Copy out these lines of material without any changes.

MATERIAL FOR THIS TASK.

=-=-=

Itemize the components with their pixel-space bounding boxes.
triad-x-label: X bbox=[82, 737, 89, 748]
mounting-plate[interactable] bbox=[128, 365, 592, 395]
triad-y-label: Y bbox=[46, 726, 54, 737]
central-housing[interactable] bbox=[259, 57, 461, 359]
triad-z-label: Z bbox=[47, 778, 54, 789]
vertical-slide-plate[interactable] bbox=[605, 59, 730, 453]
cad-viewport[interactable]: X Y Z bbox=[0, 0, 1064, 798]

=-=-=

RESPONSE TO THIS TASK.
Itemize the components with their pixel-space bounding boxes.
triad-x-label: X bbox=[82, 737, 89, 748]
mounting-plate[interactable] bbox=[128, 365, 592, 395]
triad-y-label: Y bbox=[46, 726, 54, 737]
central-housing[interactable] bbox=[259, 57, 461, 359]
triad-z-label: Z bbox=[47, 778, 54, 789]
vertical-slide-plate[interactable] bbox=[605, 59, 730, 453]
cad-viewport[interactable]: X Y Z bbox=[0, 0, 1064, 798]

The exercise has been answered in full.